## TASK BRIEF
Will you give the material below again, every line exactly as it is?

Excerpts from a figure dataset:
┌────────
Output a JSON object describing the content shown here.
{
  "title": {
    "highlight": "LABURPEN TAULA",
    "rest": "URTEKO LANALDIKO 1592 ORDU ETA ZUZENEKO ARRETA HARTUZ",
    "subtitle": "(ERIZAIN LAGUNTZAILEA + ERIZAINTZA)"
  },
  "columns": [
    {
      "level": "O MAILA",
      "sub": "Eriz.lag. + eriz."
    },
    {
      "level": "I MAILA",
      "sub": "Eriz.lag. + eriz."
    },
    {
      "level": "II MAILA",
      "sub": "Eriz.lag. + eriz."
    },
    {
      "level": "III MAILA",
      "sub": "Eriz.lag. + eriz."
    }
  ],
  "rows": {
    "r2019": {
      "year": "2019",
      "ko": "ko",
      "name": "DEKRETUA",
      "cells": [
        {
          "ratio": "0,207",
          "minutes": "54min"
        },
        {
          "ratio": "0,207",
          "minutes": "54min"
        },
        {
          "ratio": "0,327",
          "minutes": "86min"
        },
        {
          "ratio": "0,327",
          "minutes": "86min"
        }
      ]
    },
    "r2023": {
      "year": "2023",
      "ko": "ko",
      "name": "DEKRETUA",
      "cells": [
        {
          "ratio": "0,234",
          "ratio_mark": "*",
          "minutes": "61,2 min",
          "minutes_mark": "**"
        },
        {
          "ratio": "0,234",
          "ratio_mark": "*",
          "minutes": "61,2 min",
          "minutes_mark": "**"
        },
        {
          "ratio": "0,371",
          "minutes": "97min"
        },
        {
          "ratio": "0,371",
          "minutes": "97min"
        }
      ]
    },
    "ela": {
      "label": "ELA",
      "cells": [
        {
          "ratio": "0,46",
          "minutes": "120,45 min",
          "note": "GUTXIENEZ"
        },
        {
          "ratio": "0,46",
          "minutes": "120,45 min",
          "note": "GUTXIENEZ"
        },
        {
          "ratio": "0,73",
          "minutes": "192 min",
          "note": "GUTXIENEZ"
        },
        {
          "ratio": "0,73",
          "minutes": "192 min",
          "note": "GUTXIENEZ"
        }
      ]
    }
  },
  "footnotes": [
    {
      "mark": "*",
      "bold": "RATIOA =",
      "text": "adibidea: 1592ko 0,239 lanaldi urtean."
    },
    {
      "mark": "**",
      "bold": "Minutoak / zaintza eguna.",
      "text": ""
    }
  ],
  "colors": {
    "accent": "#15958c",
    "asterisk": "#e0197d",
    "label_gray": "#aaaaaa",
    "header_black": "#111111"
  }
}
└────────
## CORRECT OUTPUT
Output a JSON object describing the content shown here.
{
  "title": {
    "highlight": "LABURPEN TAULA",
    "rest": "URTEKO LANALDIKO 1592 ORDU ETA ZUZENEKO ARRETA HARTUZ",
    "subtitle": "(ERIZAIN LAGUNTZAILEA + ERIZAINTZA)"
  },
  "columns": [
    {
      "level": "O MAILA",
      "sub": "Eriz.lag. + eriz."
    },
    {
      "level": "I MAILA",
      "sub": "Eriz.lag. + eriz."
    },
    {
      "level": "II MAILA",
      "sub": "Eriz.lag. + eriz."
    },
    {
      "level": "III MAILA",
      "sub": "Eriz.lag. + eriz."
    }
  ],
  "rows": {
    "r2019": {
      "year": "2019",
      "ko": "ko",
      "name": "DEKRETUA",
      "cells": [
        {
          "ratio": "0,207",
          "minutes": "54min"
        },
        {
          "ratio": "0,207",
          "minutes": "54min"
        },
        {
          "ratio": "0,327",
          "minutes": "86min"
        },
        {
          "ratio": "0,327",
          "minutes": "86min"
        }
      ]
    },
    "r2023": {
      "year": "2023",
      "ko": "ko",
      "name": "DEKRETUA",
      "cells": [
        {
          "ratio": "0,234",
          "ratio_mark": "*",
          "minutes": "61,2 min",
          "minutes_mark": "**"
        },
        {
          "ratio": "0,234",
          "ratio_mark": "*",
          "minutes": "61,2 min",
          "minutes_mark": "**"
        },
        {
          "ratio": "0,371",
          "minutes": "97min"
        },
        {
          "ratio": "0,371",
          "minutes": "97min"
        }
      ]
    },
    "ela": {
      "label": "ELA",
      "cells": [
        {
          "ratio": "0,46",
          "minutes": "120,45 min",
          "note": "GUTXIENEZ"
        },
        {
          "ratio": "0,46",
          "minutes": "120,45 min",
          "note": "GUTXIENEZ"
        },
        {
          "ratio": "0,73",
          "minutes": "192 min",
          "note": "GUTXIENEZ"
        },
        {
          "ratio": "0,73",
          "minutes": "192 min",
          "note": "GUTXIENEZ"
        }
      ]
    }
  },
  "footnotes": [
    {
      "mark": "*",
      "bold": "RATIOA =",
      "text": "adibidea: 1592ko 0,239 lanaldi urtean."
    },
    {
      "mark": "**",
      "bold": "Minutoak / zaintza eguna.",
      "text": ""
    }
  ],
  "colors": {
    "accent": "#15958c",
    "asterisk": "#e0197d",
    "label_gray": "#aaaaaa",
    "header_black": "#111111"
  }
}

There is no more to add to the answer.